Extracted data entries

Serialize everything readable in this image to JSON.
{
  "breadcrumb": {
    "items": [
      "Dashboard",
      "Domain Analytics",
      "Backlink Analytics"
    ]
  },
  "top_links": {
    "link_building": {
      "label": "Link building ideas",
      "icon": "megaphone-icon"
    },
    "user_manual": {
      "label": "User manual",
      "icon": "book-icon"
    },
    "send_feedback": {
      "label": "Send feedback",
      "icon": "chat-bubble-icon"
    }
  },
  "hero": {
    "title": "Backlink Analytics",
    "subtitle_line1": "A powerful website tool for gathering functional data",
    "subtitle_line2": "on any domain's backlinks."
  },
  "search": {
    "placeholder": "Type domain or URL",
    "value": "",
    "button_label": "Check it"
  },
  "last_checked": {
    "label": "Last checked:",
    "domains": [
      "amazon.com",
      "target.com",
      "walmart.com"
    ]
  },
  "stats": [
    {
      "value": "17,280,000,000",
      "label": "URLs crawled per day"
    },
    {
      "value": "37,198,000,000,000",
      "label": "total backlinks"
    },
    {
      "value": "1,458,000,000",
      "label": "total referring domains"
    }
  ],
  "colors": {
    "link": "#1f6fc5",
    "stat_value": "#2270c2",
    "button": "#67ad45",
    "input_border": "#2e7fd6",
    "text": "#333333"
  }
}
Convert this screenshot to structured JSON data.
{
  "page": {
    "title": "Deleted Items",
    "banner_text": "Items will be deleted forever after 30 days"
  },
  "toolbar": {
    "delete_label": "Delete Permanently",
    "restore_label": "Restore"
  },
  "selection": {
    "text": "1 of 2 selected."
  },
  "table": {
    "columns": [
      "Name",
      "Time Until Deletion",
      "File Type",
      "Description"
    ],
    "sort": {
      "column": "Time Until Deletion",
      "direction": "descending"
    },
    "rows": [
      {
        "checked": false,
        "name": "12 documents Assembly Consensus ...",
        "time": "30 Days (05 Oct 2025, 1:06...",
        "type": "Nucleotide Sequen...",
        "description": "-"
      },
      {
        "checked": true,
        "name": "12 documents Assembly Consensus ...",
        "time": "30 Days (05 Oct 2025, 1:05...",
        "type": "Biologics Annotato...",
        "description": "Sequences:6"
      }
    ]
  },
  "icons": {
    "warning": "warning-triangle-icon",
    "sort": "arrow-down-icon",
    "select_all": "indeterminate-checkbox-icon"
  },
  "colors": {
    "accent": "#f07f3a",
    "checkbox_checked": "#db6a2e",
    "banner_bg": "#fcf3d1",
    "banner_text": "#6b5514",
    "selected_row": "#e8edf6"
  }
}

### WHAT YOU NEED TO DO:
Your answer should be a single number: the count of lines in these records that hold the string "backlinks".

### OUTPUT OF THE TASK:
2